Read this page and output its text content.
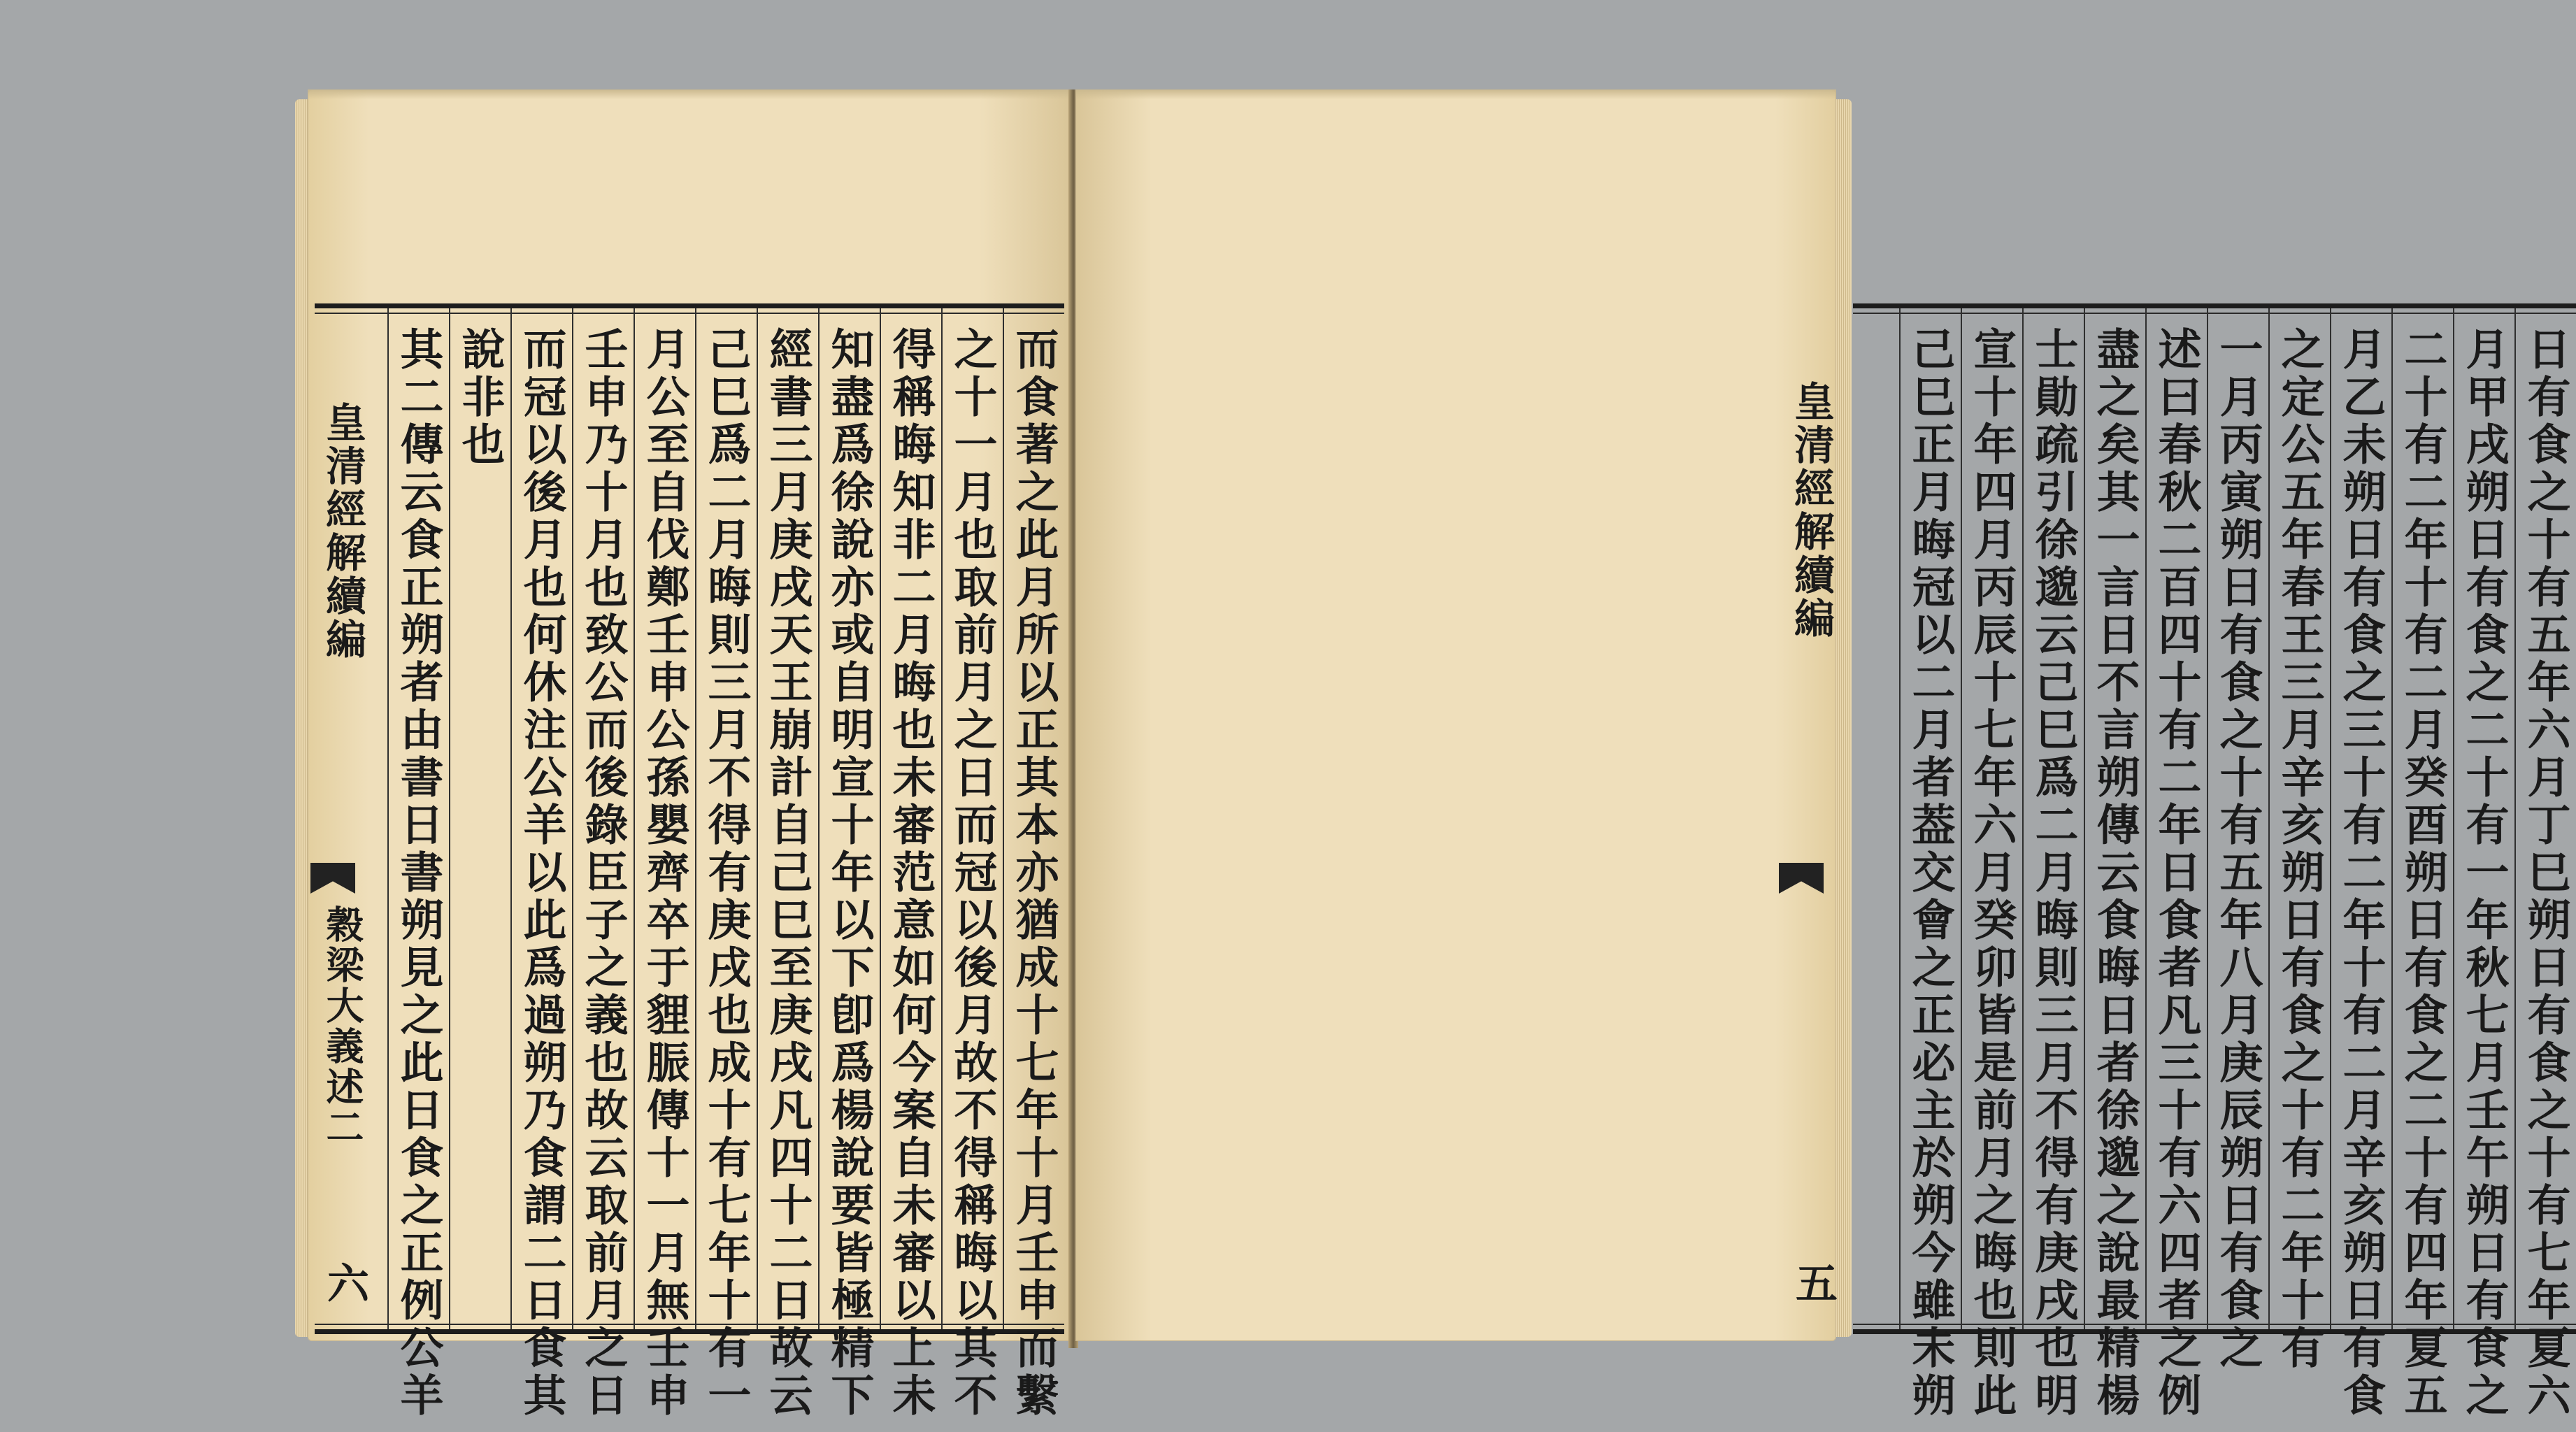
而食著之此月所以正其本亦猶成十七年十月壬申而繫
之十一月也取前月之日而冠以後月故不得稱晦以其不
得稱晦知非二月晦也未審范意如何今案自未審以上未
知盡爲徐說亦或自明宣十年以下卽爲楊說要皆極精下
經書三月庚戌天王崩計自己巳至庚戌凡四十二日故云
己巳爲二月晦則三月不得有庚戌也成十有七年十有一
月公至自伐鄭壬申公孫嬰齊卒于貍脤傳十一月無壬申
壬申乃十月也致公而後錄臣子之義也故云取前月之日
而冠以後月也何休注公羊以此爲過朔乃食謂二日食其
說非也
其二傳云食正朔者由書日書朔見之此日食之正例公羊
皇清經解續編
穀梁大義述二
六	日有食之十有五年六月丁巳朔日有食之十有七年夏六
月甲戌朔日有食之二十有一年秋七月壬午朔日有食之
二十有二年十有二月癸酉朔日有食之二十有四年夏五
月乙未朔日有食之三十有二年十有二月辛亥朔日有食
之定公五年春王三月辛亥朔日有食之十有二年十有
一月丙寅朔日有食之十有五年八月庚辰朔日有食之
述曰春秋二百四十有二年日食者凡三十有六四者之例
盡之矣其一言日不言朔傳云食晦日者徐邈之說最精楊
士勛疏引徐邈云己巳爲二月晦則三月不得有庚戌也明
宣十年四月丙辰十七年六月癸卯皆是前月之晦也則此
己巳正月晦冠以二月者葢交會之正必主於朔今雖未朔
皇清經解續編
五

§ §

▶ [SET TASK] Restate the whole listing above exactly, except for its images.

▶ [TASK ANSWER]
Read this page and output its text content.
而食著之此月所以正其本亦猶成十七年十月壬申而繫
之十一月也取前月之日而冠以後月故不得稱晦以其不
得稱晦知非二月晦也未審范意如何今案自未審以上未
知盡爲徐說亦或自明宣十年以下卽爲楊說要皆極精下
經書三月庚戌天王崩計自己巳至庚戌凡四十二日故云
己巳爲二月晦則三月不得有庚戌也成十有七年十有一
月公至自伐鄭壬申公孫嬰齊卒于貍脤傳十一月無壬申
壬申乃十月也致公而後錄臣子之義也故云取前月之日
而冠以後月也何休注公羊以此爲過朔乃食謂二日食其
說非也
其二傳云食正朔者由書日書朔見之此日食之正例公羊
皇清經解續編
穀梁大義述二
六	日有食之十有五年六月丁巳朔日有食之十有七年夏六
月甲戌朔日有食之二十有一年秋七月壬午朔日有食之
二十有二年十有二月癸酉朔日有食之二十有四年夏五
月乙未朔日有食之三十有二年十有二月辛亥朔日有食
之定公五年春王三月辛亥朔日有食之十有二年十有
一月丙寅朔日有食之十有五年八月庚辰朔日有食之
述曰春秋二百四十有二年日食者凡三十有六四者之例
盡之矣其一言日不言朔傳云食晦日者徐邈之說最精楊
士勛疏引徐邈云己巳爲二月晦則三月不得有庚戌也明
宣十年四月丙辰十七年六月癸卯皆是前月之晦也則此
己巳正月晦冠以二月者葢交會之正必主於朔今雖未朔
皇清經解續編
五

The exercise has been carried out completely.